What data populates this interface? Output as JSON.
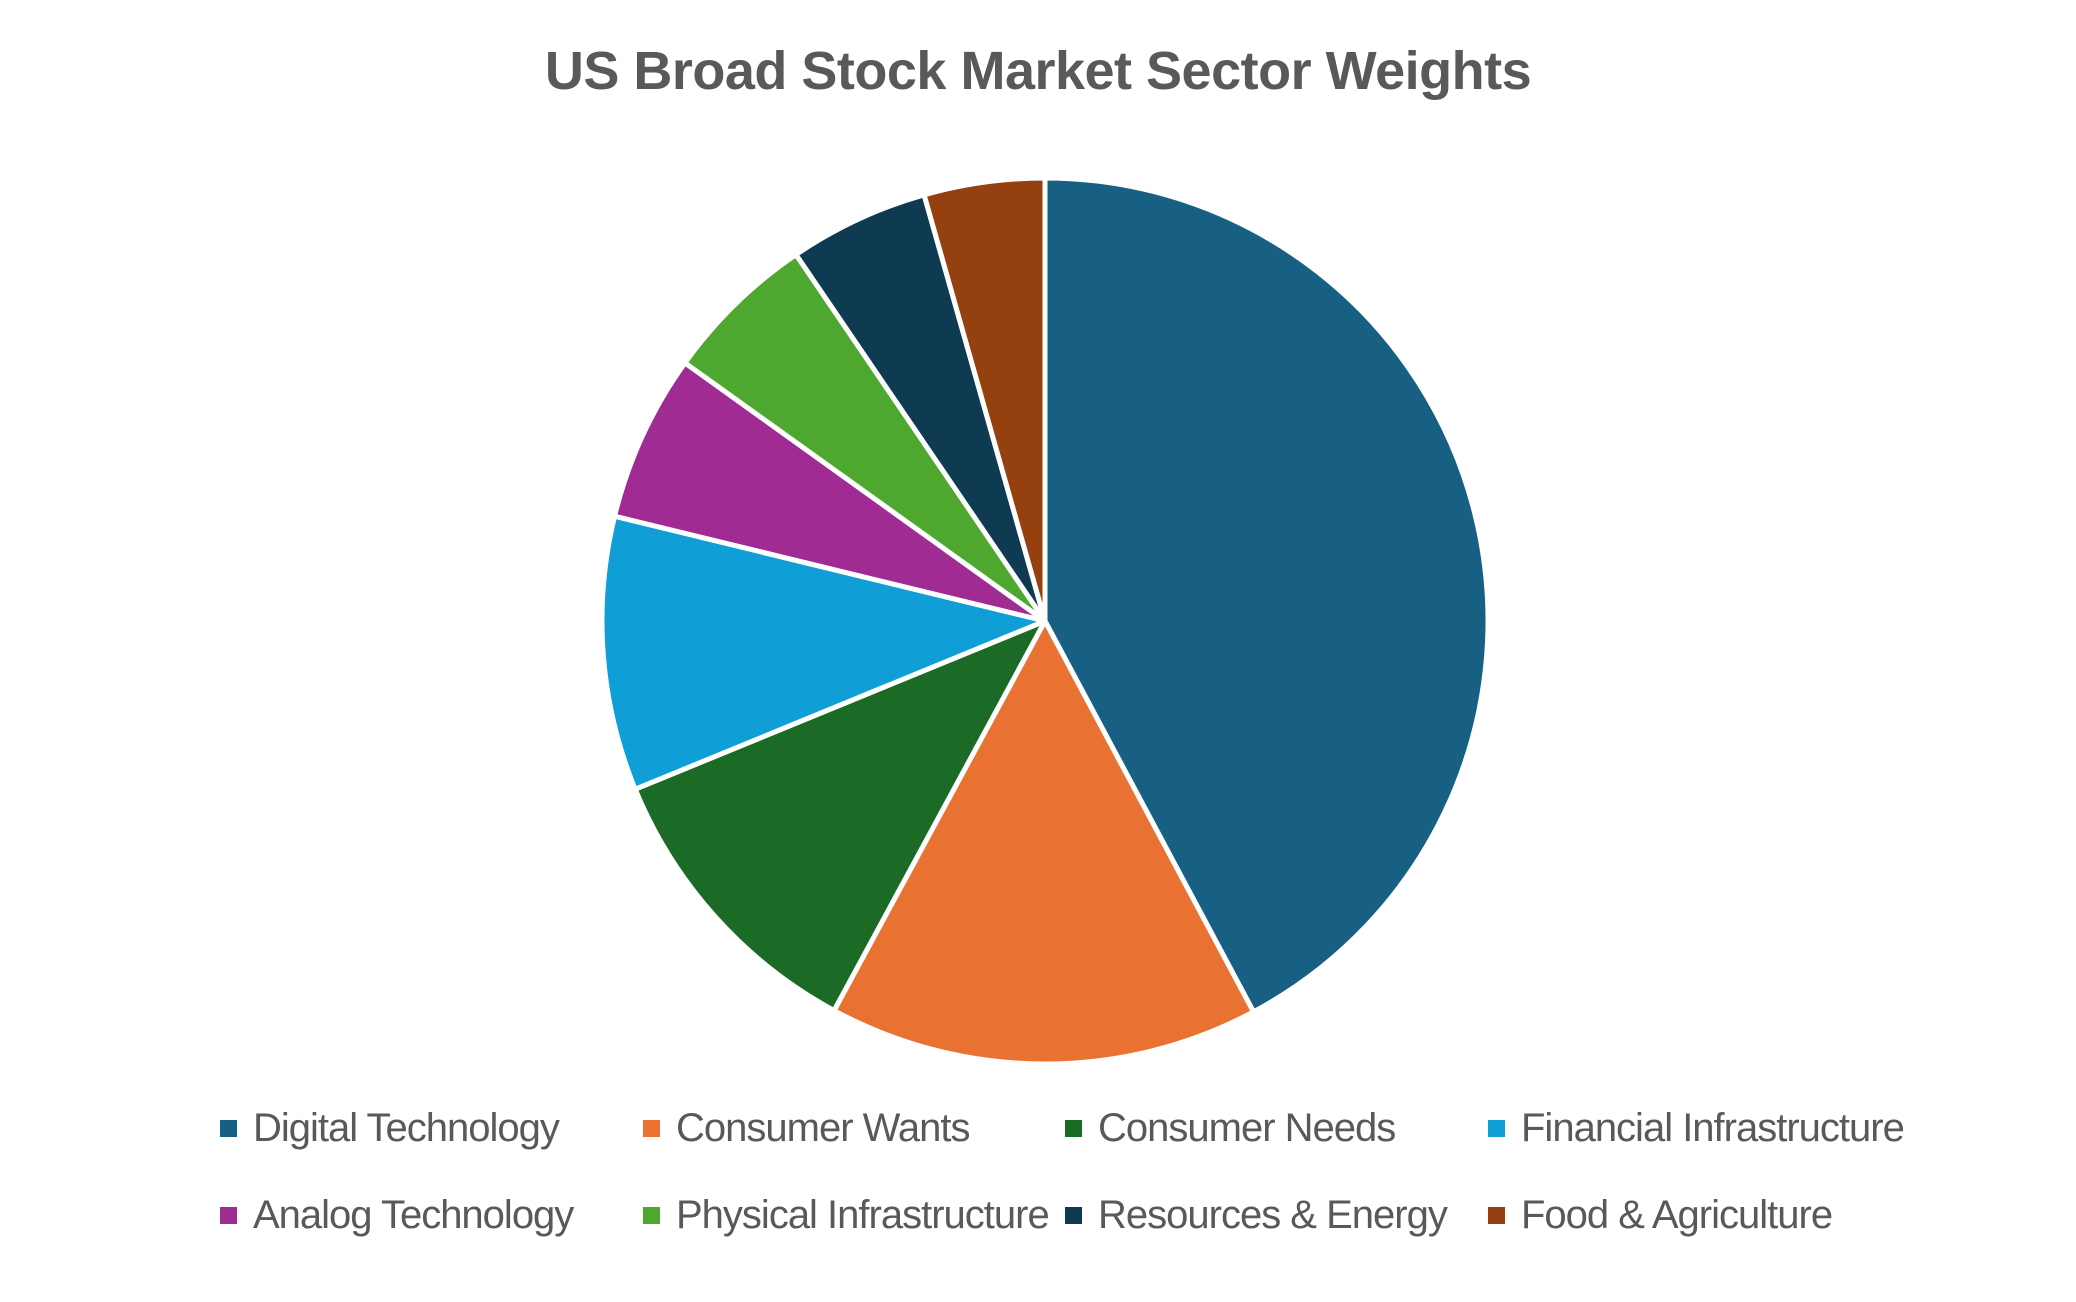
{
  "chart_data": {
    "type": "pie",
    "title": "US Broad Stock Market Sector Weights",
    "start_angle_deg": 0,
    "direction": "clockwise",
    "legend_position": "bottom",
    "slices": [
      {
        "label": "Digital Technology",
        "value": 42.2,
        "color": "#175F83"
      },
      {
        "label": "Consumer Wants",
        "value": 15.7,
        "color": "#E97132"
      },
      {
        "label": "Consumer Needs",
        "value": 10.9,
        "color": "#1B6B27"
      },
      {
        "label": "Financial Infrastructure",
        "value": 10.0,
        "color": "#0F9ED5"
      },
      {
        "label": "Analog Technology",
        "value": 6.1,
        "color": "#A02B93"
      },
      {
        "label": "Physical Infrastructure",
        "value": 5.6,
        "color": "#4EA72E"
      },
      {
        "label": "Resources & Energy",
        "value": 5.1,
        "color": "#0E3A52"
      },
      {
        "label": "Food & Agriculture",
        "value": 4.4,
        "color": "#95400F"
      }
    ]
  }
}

____________________

__TO BE DONE__. Retype all the records shown above, character for character. Omit every picture.

__EXPECTED ANSWER__.
What data populates this interface? Output as JSON.
{
  "chart_data": {
    "type": "pie",
    "title": "US Broad Stock Market Sector Weights",
    "start_angle_deg": 0,
    "direction": "clockwise",
    "legend_position": "bottom",
    "slices": [
      {
        "label": "Digital Technology",
        "value": 42.2,
        "color": "#175F83"
      },
      {
        "label": "Consumer Wants",
        "value": 15.7,
        "color": "#E97132"
      },
      {
        "label": "Consumer Needs",
        "value": 10.9,
        "color": "#1B6B27"
      },
      {
        "label": "Financial Infrastructure",
        "value": 10.0,
        "color": "#0F9ED5"
      },
      {
        "label": "Analog Technology",
        "value": 6.1,
        "color": "#A02B93"
      },
      {
        "label": "Physical Infrastructure",
        "value": 5.6,
        "color": "#4EA72E"
      },
      {
        "label": "Resources & Energy",
        "value": 5.1,
        "color": "#0E3A52"
      },
      {
        "label": "Food & Agriculture",
        "value": 4.4,
        "color": "#95400F"
      }
    ]
  }
}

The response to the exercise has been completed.